++++ Entries supplied ++++

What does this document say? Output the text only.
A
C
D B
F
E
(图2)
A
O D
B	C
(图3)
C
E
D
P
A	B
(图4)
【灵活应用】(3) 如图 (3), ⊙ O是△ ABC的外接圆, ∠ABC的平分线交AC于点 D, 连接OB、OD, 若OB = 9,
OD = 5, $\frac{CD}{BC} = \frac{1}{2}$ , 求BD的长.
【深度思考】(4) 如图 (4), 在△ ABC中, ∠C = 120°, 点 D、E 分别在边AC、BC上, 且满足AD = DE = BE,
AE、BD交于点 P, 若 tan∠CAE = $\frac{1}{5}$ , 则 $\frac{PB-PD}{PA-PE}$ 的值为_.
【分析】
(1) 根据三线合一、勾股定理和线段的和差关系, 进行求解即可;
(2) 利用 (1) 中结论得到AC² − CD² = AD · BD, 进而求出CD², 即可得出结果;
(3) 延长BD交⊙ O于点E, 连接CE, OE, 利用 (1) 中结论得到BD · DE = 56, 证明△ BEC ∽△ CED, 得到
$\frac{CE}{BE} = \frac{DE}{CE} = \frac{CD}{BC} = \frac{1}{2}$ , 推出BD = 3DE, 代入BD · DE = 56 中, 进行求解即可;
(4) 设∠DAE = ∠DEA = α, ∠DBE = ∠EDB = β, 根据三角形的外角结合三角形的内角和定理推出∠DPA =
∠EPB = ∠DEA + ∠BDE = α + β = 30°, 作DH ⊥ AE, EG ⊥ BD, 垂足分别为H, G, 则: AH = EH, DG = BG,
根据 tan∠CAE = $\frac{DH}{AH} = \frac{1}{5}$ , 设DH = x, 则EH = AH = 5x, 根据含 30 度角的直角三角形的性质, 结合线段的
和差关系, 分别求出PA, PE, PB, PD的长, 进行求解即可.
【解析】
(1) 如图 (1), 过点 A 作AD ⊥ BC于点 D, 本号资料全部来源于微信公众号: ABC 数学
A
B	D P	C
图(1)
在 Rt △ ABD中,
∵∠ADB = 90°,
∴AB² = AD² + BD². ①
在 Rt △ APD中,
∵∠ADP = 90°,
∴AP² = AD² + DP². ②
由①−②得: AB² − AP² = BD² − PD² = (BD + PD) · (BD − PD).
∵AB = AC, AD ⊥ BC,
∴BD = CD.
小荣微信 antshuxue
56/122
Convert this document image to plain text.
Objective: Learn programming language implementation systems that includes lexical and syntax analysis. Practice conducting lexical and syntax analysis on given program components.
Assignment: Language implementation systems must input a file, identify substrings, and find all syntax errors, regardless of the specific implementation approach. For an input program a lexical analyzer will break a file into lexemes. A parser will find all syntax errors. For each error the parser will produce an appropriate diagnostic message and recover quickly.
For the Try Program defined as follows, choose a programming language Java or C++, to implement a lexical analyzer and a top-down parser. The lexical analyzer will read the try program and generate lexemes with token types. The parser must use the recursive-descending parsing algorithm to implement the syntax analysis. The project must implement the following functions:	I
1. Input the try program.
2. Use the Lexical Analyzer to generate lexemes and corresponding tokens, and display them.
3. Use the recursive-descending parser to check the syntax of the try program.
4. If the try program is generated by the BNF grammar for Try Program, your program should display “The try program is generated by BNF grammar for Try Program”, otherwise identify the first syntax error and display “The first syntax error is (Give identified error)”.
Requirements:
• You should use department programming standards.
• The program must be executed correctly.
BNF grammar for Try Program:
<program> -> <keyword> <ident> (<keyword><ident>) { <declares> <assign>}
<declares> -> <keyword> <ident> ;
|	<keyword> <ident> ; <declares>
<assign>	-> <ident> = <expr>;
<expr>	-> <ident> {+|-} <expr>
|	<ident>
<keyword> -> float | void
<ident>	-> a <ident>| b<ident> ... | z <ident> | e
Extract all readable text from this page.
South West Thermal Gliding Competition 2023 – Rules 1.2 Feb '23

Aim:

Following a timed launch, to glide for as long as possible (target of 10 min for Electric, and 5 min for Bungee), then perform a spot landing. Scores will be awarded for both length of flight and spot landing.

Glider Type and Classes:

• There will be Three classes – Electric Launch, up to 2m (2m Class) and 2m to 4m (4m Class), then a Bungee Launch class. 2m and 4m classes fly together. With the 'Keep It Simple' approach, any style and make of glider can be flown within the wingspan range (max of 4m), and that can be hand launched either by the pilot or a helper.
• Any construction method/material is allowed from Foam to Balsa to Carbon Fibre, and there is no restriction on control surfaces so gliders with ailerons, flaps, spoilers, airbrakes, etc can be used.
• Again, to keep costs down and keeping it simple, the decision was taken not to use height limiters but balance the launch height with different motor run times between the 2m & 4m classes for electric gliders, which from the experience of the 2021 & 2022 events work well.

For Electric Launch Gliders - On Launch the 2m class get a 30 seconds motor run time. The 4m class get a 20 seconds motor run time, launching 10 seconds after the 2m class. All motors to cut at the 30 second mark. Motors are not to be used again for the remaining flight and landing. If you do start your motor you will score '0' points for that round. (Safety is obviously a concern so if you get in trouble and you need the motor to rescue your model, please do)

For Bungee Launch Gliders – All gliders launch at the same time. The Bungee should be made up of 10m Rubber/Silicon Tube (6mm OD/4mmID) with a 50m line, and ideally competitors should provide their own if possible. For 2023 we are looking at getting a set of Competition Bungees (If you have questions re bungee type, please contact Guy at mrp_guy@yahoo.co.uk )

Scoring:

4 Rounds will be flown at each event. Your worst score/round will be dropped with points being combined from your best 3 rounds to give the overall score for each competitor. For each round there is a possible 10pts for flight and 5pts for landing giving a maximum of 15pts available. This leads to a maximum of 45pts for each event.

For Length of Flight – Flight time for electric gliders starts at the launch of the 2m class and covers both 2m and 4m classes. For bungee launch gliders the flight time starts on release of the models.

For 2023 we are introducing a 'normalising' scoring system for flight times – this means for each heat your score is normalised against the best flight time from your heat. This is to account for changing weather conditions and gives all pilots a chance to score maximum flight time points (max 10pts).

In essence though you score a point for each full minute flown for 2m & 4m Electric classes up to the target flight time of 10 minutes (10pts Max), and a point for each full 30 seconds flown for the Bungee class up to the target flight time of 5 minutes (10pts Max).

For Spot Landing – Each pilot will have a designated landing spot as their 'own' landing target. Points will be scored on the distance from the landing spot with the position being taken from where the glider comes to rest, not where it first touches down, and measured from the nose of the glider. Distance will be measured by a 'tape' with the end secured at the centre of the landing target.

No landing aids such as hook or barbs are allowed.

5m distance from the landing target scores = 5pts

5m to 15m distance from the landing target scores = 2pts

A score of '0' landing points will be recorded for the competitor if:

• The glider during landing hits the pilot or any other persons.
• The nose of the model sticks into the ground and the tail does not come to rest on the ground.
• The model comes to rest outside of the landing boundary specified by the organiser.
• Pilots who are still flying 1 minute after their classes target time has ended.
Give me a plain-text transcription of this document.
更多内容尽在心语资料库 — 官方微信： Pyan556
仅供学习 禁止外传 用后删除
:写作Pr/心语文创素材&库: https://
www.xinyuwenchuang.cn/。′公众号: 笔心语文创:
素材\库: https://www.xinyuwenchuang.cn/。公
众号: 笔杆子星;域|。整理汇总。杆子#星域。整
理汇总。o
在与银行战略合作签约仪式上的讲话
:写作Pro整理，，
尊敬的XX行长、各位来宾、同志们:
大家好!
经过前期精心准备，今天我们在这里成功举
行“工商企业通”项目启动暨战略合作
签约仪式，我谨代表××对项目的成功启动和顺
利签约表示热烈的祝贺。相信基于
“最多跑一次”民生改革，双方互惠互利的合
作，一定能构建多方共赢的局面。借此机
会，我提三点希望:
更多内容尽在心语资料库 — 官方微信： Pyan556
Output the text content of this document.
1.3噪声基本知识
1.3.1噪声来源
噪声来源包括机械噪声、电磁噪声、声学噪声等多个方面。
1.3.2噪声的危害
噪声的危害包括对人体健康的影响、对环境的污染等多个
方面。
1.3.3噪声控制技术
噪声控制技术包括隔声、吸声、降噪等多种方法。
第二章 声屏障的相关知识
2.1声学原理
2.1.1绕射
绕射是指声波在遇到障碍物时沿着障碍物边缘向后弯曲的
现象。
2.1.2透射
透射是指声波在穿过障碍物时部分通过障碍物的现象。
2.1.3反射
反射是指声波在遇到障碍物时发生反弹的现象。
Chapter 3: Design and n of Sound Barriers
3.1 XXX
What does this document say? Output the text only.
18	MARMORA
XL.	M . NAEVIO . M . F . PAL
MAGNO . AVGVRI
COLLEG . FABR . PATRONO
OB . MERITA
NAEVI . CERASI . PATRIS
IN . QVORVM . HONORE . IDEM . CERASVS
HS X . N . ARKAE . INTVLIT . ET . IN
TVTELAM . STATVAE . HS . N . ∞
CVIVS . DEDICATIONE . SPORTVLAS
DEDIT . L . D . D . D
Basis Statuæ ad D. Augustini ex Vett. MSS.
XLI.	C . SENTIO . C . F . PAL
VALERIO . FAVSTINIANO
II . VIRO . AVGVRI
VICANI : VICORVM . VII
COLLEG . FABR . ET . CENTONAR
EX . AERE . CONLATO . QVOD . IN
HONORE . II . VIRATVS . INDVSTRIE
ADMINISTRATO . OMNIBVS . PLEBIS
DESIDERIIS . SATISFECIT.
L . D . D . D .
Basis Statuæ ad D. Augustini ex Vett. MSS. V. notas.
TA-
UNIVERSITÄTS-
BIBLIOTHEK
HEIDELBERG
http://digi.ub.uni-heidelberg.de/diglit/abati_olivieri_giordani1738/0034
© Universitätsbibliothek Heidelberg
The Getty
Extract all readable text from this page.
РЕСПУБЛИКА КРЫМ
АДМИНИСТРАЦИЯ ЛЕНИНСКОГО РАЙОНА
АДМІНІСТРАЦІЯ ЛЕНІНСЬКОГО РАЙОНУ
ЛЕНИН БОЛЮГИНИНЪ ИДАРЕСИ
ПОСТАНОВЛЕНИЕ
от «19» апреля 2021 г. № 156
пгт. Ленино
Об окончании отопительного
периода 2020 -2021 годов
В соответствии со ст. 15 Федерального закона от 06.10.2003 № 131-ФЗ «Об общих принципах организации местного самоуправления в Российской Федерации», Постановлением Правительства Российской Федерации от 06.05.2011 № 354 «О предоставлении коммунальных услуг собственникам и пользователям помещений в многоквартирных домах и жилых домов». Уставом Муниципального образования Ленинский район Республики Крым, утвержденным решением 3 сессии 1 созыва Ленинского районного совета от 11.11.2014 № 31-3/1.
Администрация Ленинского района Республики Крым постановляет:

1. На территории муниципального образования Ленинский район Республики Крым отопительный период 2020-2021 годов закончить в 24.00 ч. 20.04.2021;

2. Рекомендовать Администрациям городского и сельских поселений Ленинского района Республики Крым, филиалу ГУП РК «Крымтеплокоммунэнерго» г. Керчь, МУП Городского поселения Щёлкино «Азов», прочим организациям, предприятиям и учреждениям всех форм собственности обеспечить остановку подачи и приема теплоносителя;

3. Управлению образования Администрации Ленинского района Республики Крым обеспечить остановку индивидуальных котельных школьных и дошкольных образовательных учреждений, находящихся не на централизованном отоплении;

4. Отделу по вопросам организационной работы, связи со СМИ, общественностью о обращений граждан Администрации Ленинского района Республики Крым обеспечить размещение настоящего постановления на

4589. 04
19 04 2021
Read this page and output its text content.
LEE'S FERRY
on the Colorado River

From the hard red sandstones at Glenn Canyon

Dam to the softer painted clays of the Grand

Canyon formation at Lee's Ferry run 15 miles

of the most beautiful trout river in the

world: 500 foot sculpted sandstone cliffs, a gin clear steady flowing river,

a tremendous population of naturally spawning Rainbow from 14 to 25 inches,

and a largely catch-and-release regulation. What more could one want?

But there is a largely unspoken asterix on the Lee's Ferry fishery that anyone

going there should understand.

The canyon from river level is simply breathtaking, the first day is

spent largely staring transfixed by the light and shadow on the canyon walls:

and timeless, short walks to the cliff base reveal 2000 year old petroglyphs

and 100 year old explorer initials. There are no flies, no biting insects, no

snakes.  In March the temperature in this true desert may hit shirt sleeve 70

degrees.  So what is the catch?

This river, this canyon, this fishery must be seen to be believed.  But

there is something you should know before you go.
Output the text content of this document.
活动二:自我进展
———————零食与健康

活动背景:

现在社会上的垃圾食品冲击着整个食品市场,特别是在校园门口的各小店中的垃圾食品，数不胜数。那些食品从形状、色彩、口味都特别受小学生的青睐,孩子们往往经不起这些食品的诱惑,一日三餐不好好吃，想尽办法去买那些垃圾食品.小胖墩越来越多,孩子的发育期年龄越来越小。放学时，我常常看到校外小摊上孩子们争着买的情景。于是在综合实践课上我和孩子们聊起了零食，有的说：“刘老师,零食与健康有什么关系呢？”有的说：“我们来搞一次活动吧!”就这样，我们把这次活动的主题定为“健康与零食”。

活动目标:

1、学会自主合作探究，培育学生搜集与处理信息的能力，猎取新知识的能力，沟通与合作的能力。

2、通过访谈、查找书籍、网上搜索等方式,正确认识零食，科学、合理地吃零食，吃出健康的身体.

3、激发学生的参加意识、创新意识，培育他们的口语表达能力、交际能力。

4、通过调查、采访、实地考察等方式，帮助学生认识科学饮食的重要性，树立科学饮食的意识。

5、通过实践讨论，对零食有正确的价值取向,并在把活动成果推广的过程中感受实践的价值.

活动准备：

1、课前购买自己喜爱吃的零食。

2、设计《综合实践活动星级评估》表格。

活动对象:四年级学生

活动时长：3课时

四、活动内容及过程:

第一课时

++++

Count the lines in the entries that hold the word "进行求解即可", and give nothing but the total.

3